### Input data
================
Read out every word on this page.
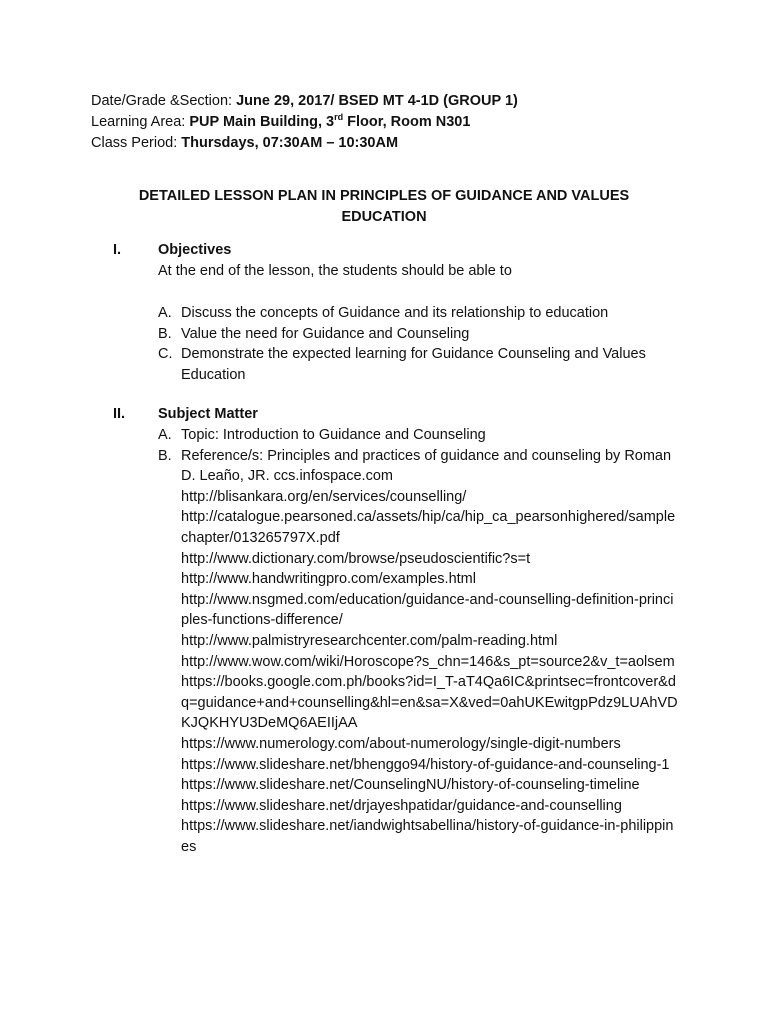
Date/Grade &Section: June 29, 2017/ BSED MT 4-1D (GROUP 1)
Learning Area: PUP Main Building, 3rd Floor, Room N301
Class Period: Thursdays, 07:30AM – 10:30AM
DETAILED LESSON PLAN IN PRINCIPLES OF GUIDANCE AND VALUES
EDUCATION
I.	Objectives
At the end of the lesson, the students should be able to
A. Discuss the concepts of Guidance and its relationship to education
B. Value the need for Guidance and Counseling
C. Demonstrate the expected learning for Guidance Counseling and Values Education
II. Subject Matter
A. Topic: Introduction to Guidance and Counseling
B. Reference/s: Principles and practices of guidance and counseling by Roman D. Leaño, JR. ccs.infospace.com
http://blisankara.org/en/services/counselling/
http://catalogue.pearsoned.ca/assets/hip/ca/hip_ca_pearsonhighered/samplechapter/013265797X.pdf
http://www.dictionary.com/browse/pseudoscientific?s=t
http://www.handwritingpro.com/examples.html
http://www.nsgmed.com/education/guidance-and-counselling-definition-principles-functions-difference/
http://www.palmistryresearchcenter.com/palm-reading.html
http://www.wow.com/wiki/Horoscope?s_chn=146&s_pt=source2&v_t=aolsem
https://books.google.com.ph/books?id=I_T-aT4Qa6IC&printsec=frontcover&dq=guidance+and+counselling&hl=en&sa=X&ved=0ahUKEwitgpPdz9LUAhVDKJQKHYU3DeMQ6AEIIjAA
https://www.numerology.com/about-numerology/single-digit-numbers
https://www.slideshare.net/bhenggo94/history-of-guidance-and-counseling-1
https://www.slideshare.net/CounselingNU/history-of-counseling-timeline
https://www.slideshare.net/drjayeshpatidar/guidance-and-counselling
https://www.slideshare.net/iandwightsabellina/history-of-guidance-in-philippines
================
### The request
Say, as a single number and nothing more, how many lines of the entries contain the word "counselling".

### Exercise answer
4